Maar voordat we konden beginnen met ons werk, gingen we natuurlijk eerst nog even de nieuwe baby van Aukje en Basant bewonderen. Het kleine broertje van Rani dat zo lang op zich had laten wachten, (42 weken en drie minuten). Het was een zware bevalling geweest, maar nu waren ze gelukkig weer thuis waar je niet afhankelijk bent van de welwillendheid van verpleegsters, en niet vast hoeft te zitten aan allerlei slangen en toeters en bellen.
Ook was het eten thuis veel beter, want lekker indiaas! Dit aanbod konden wij natuurlijk niet afslaan zodat het behalve gezellig ook wat te laat werd om nog veel meubels te verslepen.

Inmiddels zit onze tweede volle dag in Nederland erop. Tussen de niesbuien van Rinke door (als je al je meubels een jaar lang in een klein kamertje stouwt worden ze toch wel wat stoffig )is het tijd voor onze eerste indrukken van Nederland.

Het is hier koud en guur en vochtig, en de bomen zijn nog kaal. En het ruikt hier anders dan in Brazilië. Hoe je het precies moet omschrijven weet ik niet. Misschien als de koele, kruidige geur van vochtig bos. Ook de geluiden zijn anders. Met name de overdaad aan zingende vogels (lente!) valt op. De koolmees hebben wij lang niet gehoord. De mensen zijn groot en wit, overwegend fors gebouwd en pafferig. Ze zijn dik ingepakt in warme jassen, handschoenen en mutsen. Desondanks vertonen ze een verbazingwekkende bijna acrobatische behendigheid als ze op de fiets tussen het verkeer doormanoevreren, met aan het stuur 2 boodschappentassen, en een kind achterop. In het straatbeeld zie je minder jeugdigen dan in Brazilie, en veel meer senioren. En het is natuurlijk vreemd om iedereen om je heen nederlands te horen praten.

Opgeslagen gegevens
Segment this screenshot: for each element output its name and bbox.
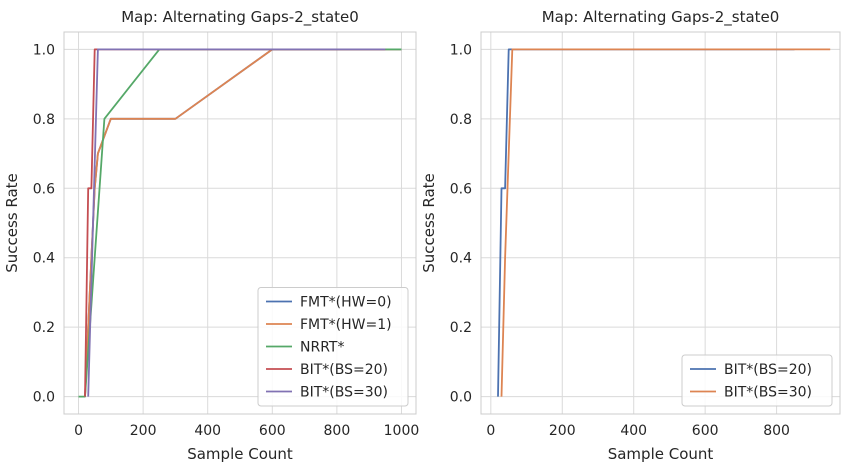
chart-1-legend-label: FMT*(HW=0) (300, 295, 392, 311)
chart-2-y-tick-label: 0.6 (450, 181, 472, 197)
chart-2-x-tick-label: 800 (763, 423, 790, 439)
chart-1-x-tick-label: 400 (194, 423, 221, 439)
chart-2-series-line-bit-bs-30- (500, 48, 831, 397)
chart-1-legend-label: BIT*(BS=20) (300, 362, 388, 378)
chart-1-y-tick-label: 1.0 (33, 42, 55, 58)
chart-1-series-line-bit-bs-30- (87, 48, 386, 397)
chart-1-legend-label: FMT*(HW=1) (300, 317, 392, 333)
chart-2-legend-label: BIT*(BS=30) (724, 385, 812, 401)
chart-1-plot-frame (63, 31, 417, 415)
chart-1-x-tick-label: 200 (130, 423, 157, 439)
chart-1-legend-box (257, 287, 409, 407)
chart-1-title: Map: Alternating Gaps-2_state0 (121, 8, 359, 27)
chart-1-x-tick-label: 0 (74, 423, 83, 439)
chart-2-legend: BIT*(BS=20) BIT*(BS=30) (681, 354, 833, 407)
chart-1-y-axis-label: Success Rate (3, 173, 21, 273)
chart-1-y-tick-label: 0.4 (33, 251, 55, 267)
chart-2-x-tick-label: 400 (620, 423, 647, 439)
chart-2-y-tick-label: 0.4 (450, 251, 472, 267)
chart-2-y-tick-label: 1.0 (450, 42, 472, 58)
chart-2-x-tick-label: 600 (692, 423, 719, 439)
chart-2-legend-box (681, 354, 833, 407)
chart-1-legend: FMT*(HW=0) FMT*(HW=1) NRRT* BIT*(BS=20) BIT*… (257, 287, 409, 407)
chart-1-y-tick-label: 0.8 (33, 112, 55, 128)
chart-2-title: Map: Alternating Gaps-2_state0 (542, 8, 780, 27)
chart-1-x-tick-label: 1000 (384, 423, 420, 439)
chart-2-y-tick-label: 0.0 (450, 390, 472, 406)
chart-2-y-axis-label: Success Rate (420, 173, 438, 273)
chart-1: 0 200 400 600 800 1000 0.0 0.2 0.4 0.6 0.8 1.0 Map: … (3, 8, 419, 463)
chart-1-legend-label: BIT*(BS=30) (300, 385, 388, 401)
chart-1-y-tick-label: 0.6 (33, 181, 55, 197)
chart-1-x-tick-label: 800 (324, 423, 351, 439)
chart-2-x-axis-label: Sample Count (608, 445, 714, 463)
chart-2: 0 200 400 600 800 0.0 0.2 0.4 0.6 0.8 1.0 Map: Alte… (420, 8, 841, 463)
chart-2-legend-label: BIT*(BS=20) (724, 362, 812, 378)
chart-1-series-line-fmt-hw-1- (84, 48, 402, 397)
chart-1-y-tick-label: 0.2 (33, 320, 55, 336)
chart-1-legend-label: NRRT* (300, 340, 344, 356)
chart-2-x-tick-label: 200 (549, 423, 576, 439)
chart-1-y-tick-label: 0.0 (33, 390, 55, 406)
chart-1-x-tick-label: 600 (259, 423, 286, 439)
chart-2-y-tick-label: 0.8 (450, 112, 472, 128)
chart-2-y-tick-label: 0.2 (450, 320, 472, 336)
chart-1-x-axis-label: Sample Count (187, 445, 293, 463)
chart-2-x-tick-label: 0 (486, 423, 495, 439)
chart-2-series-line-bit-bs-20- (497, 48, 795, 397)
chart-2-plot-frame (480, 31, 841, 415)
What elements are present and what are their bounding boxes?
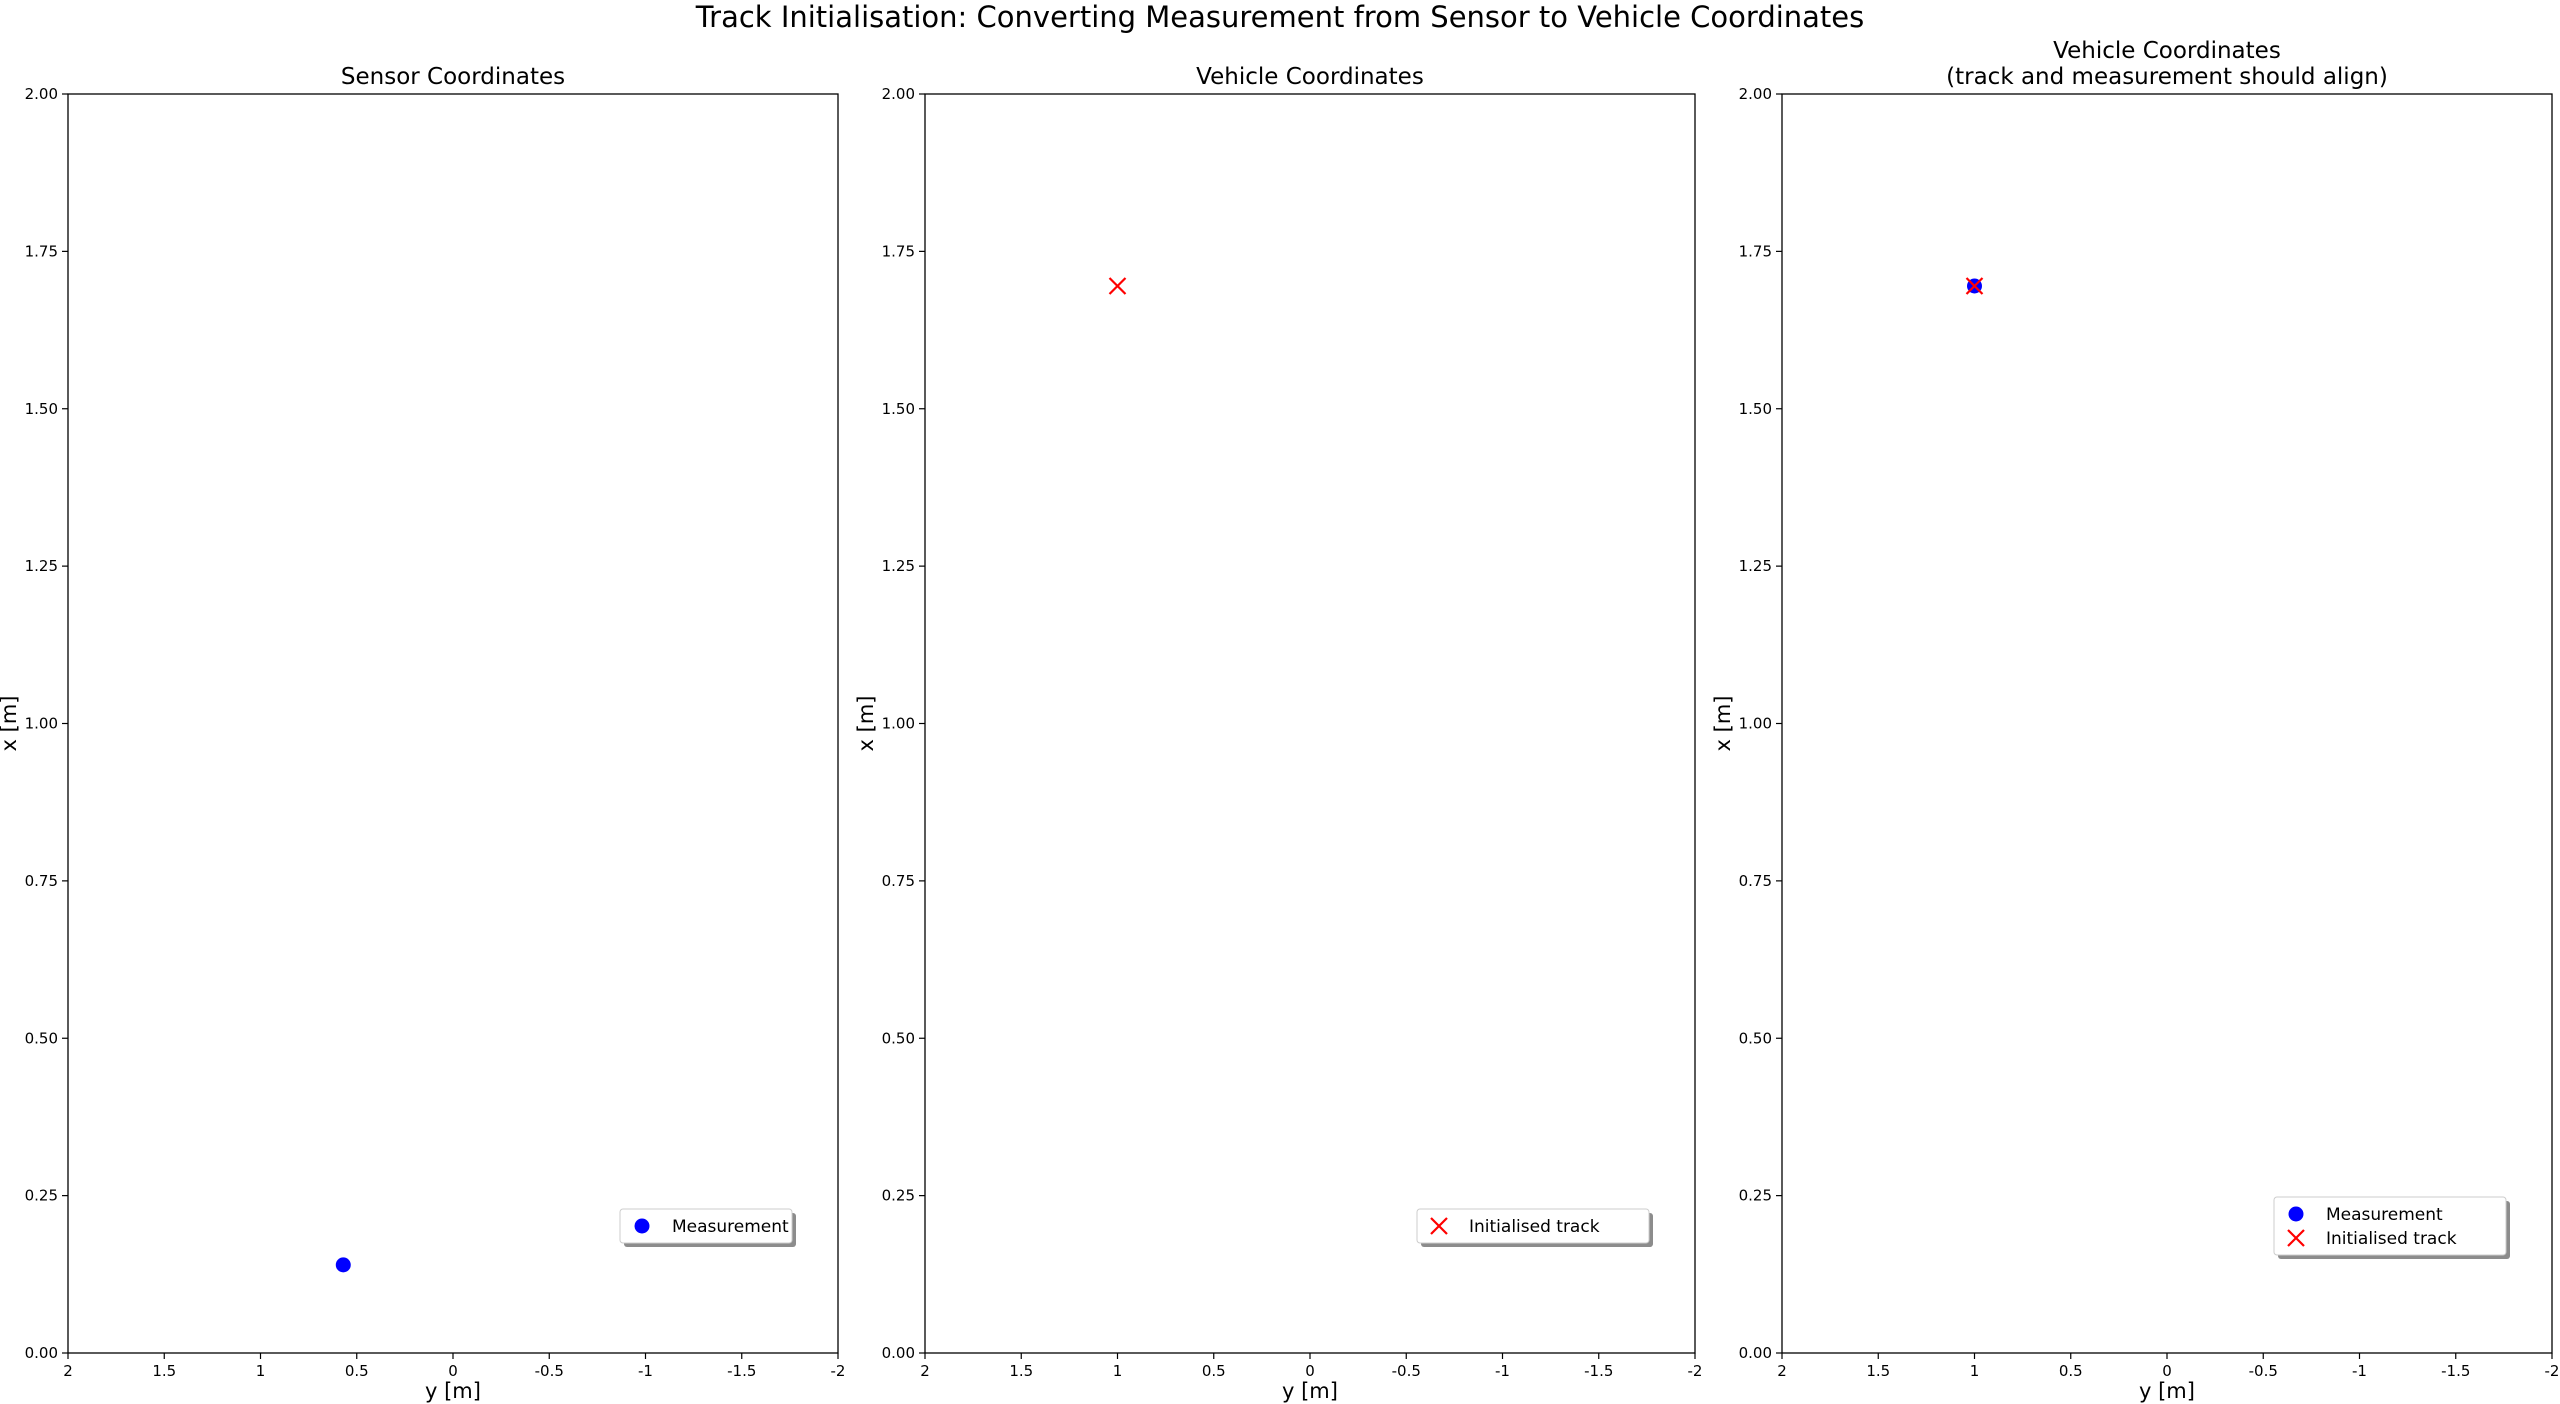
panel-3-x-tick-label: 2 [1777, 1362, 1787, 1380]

WAT TE DOEN —
A – Hoe lang had het kleine broertje van Rani volgens de tekst over de eerste dagen in Nederland op zich laten wachten?
B – Schrijf de tekst over de eerste dagen in Nederland verder vanaf het punt waar hij ophoudt.

ANTWOORDEN PER OPDRACHT —
A – 42 weken en drie minuten.

B –
Veel mensen kleden zich in donkere tinten. Zwart en donkerblauw zijn favoriet.
In de huizen en in het straatbeeld vallen op de overvloedigheid en de rijkdom. (Ik praat nu over onze reis vanaf Schiphol, en over de plaats waar wij wonen). De meeste auto's die je ziet zijn glanzend en nieuw. De wegen zijn uitstekend onderhouden. De tuintjes keurig. De huizen boordevolm geplemt met spullen (wij zijn daarin geen uitzondering). De winkeletalages zijn bijzonder rijk gevuld. De keuze aan producten in de supermarkt is bijzonder groot, en de kwaliteit ervan is schitterend.

Er wordt hier noest gebouwd en verbouwd. Ik ging vanmorgen eerst naar de apotheek, waar de dappere medewerkers tussen het geluid van zagende en borende bouwvakkers (compleet met bouwvakkersdecoletés) hun werk probeerden te doen. Als je het me in Brazilië had verteld had ik het niet geloofd! Vervolgens naar de natuurvoedingswinkel, waar ze tot mijn verbazing ook bezig bleken met een verbouwing. De winkel wordt twee keer zo groot! En op de terugweg kwam ik langs de huisarts, alwaar ook de hele boel op de schop lag, en werd verlicht door felle bouwlampen. Verder was er nog een hele nieuwe snelwegoprit, en voor ik het vergeet, onze vrienden Anneke en Martin hebben een nieuw schuurtje in hun tuin gezet. Schuurtje? Onze woning in Brazilië zou er 1,5 keer inpassen. Een kelder van 2.20 diep, en daar nog twee verdiepingen bovenop! Martin had eigenhandig aan de hele bouw meegewerkt, en heel veel zelf gedaan.Het is echt een heel mooi geworden.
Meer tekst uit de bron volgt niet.